# Extract to read
□ □ □

English

Optimizing Memory-Access Patterns for Deep Learning Accelerators

Performance 2020-03-02 v1 Computation and Language

Abstract

Deep learning (DL) workloads are moving towards accelerators for faster processing and lower cost. Modern DL accelerators are good at handling the large-scale multiply-accumulate operations that dominate DL workloads; however, it is challenging to make full use of the compute power of an accelerator since the data must be properly staged in a software-managed scratchpad memory. Failing to do so can result in significant performance loss. This paper proposes a systematic approach which leverages the polyhedral model to analyze all operators of a DL model together to minimize the number of memory accesses. Experiments show that our approach can substantially reduce the impact of memory accesses required by common neural-network models on a homegrown AWS machine-learning inference chip named Inferentia, which is available through Amazon EC2 Inf1 instances.

□ □ □

# Problem set
A – List every hyphenated word in the abstract on memory access for deep learning accelerators, including its title but not the date.
B – Copy word for word the part of the abstract on memory access for deep learning accelerators that opens with the words containing "Deep learning (DL)" and closes with "EC2 Inf1 instances.".

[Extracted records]

□ □ □

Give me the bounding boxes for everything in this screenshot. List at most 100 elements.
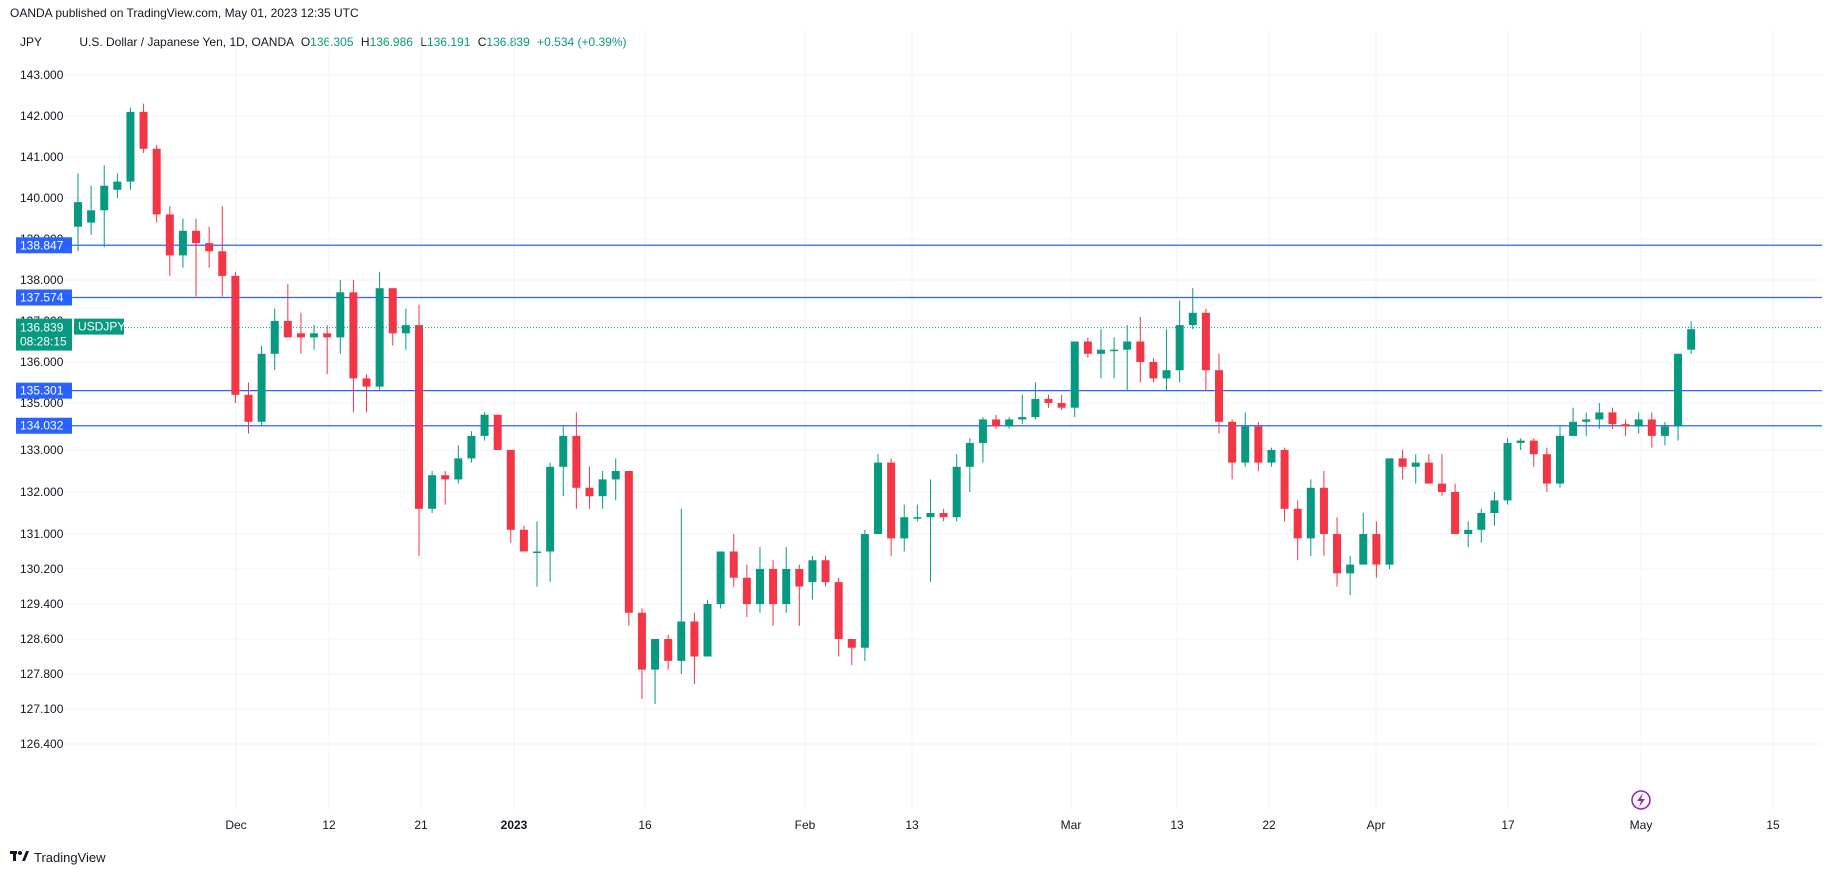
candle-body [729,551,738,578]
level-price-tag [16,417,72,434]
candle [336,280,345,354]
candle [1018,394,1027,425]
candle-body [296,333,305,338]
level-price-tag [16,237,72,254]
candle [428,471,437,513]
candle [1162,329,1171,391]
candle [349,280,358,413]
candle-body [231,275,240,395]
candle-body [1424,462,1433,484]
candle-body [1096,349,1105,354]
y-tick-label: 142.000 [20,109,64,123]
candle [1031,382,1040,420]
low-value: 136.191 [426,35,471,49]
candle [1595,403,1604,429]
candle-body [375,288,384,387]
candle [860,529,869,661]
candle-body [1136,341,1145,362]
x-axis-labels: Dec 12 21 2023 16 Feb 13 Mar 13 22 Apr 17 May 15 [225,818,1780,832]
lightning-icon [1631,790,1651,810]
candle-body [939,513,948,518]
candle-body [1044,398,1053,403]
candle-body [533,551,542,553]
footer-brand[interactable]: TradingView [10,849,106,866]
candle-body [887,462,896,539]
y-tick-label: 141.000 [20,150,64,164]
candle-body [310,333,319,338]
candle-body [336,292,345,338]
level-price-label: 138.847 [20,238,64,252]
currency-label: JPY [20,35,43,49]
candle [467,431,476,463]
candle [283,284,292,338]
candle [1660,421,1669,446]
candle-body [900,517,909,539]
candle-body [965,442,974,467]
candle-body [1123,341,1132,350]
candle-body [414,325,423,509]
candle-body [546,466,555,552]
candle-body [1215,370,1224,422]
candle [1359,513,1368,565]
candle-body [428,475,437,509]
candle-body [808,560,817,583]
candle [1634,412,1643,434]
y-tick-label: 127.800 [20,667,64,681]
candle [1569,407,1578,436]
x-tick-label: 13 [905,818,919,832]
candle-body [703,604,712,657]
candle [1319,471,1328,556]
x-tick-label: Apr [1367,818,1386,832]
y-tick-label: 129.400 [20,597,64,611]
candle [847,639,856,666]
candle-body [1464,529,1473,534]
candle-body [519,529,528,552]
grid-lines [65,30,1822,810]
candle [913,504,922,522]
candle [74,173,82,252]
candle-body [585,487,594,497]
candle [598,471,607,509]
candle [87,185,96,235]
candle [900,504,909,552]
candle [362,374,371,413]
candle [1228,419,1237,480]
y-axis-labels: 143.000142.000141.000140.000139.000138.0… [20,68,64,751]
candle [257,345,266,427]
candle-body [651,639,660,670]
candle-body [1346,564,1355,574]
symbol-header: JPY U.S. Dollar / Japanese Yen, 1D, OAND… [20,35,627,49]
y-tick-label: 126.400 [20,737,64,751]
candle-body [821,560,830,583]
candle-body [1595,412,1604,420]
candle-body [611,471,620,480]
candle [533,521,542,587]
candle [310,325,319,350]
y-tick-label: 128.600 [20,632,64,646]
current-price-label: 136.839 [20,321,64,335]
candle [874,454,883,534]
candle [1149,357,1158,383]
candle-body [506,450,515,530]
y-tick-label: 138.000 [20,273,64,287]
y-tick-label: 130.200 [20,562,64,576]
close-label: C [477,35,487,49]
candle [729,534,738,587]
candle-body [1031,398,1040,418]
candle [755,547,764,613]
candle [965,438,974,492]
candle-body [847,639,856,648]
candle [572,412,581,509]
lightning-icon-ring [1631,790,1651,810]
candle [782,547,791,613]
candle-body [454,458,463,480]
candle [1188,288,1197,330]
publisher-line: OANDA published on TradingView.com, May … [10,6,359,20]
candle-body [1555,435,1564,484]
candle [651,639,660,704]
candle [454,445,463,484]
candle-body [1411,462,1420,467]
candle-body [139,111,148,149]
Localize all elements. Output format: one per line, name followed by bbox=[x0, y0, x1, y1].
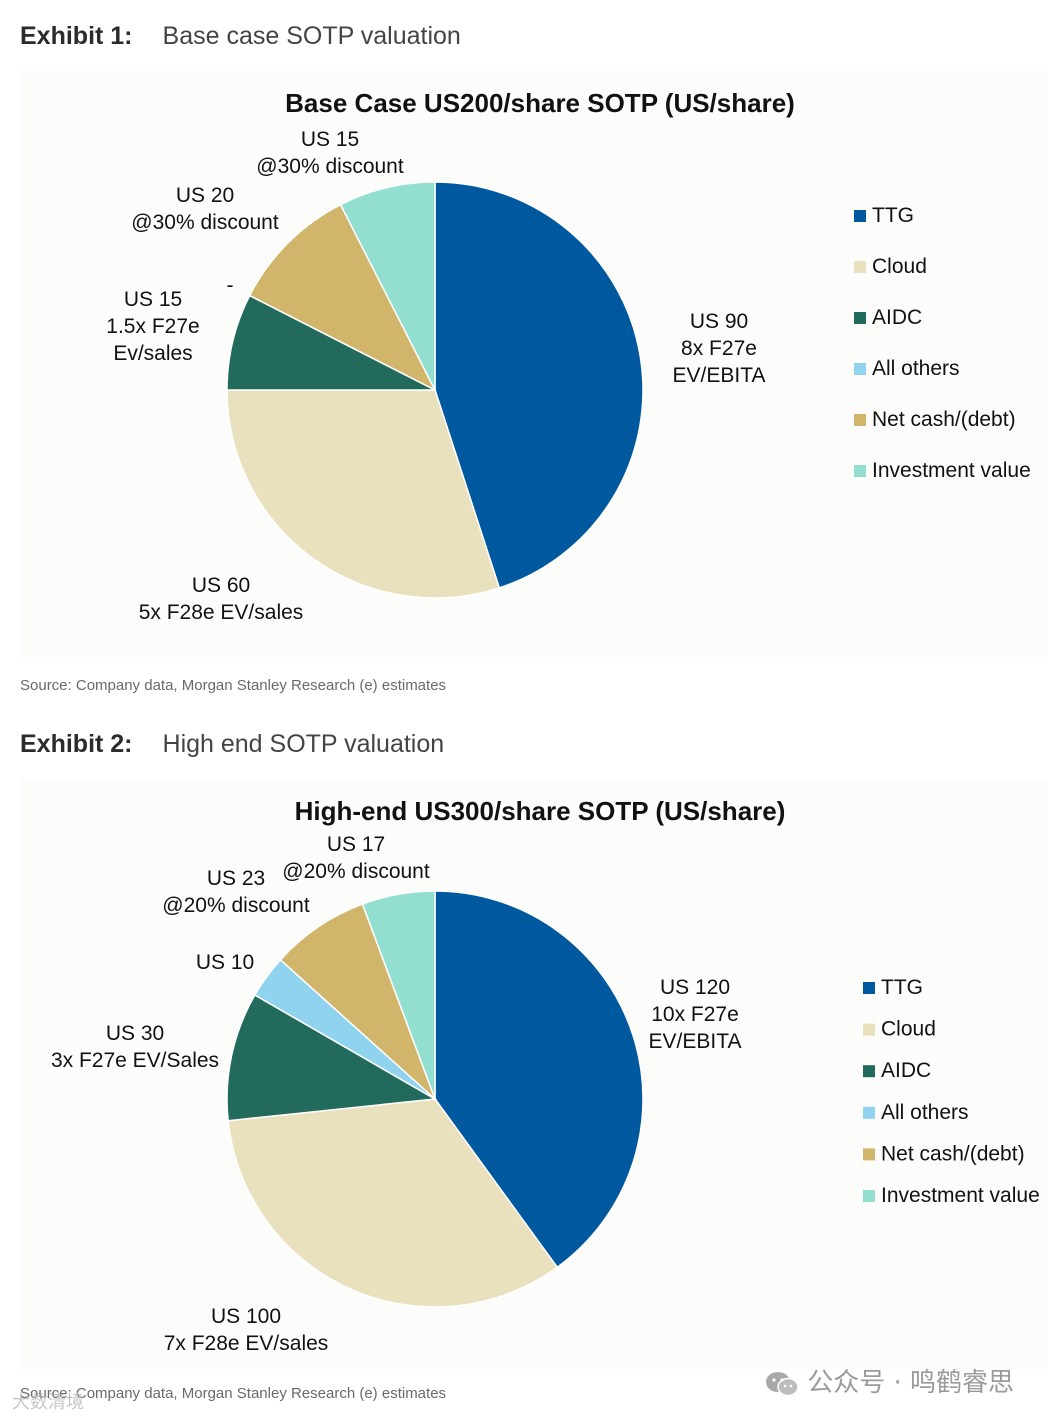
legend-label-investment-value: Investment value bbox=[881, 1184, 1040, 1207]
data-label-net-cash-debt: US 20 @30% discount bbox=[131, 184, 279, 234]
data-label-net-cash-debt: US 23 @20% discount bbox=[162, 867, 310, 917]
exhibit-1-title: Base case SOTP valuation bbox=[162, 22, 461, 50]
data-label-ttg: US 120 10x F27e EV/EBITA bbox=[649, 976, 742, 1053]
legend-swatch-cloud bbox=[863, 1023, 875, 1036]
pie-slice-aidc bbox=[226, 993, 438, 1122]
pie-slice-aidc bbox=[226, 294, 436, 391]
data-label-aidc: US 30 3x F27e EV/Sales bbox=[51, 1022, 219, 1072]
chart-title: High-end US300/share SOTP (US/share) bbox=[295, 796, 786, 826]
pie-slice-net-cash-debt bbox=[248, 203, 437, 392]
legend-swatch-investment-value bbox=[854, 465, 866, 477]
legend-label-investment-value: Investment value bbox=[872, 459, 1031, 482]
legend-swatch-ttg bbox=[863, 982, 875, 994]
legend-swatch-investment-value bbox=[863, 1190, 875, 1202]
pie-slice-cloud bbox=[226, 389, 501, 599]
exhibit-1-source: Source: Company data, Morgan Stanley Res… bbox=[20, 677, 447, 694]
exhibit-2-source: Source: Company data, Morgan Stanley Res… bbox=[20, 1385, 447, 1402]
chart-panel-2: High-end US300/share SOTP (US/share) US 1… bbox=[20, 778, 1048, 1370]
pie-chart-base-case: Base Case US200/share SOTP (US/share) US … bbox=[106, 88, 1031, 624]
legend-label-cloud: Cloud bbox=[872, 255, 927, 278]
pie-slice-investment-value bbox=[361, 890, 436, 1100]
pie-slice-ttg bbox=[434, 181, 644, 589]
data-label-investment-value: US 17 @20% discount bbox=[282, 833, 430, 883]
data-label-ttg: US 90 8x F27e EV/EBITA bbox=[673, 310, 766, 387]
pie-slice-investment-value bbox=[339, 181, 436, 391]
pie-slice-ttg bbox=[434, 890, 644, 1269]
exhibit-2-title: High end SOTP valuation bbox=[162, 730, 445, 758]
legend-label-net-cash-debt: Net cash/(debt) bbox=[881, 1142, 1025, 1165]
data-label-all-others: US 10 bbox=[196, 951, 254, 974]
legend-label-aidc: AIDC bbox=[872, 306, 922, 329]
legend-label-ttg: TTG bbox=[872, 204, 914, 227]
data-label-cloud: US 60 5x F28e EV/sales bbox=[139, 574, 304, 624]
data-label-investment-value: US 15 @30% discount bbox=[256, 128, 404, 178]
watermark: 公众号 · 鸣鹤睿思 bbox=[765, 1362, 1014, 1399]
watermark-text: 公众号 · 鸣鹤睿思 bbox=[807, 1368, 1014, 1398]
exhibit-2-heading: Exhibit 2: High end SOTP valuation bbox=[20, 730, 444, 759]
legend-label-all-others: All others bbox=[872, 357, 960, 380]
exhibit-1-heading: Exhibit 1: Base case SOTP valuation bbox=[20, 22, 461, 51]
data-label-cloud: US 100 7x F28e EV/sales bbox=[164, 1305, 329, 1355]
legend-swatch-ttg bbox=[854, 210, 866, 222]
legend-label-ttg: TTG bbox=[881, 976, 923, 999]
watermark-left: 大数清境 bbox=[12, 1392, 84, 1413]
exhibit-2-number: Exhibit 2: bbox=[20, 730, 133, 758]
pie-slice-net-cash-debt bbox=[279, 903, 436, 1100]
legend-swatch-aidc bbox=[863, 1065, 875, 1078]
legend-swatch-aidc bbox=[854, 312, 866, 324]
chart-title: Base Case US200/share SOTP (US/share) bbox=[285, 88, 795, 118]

□ □ □

# Final results
A – Memory-Access, large-scale, multiply-accumulate, software-managed, neural-network, machine-learning

B –
Deep learning (DL) workloads are moving towards accelerators for faster processing and lower cost. Modern DL accelerators are good at handling the large-scale multiply-accumulate operations that dominate DL workloads; however, it is challenging to make full use of the compute power of an accelerator since the data must be properly staged in a software-managed scratchpad memory. Failing to do so can result in significant performance loss. This paper proposes a systematic approach which leverages the polyhedral model to analyze all operators of a DL model together to minimize the number of memory accesses. Experiments show that our approach can substantially reduce the impact of memory accesses required by common neural-network models on a homegrown AWS machine-learning inference chip named Inferentia, which is available through Amazon EC2 Inf1 instances.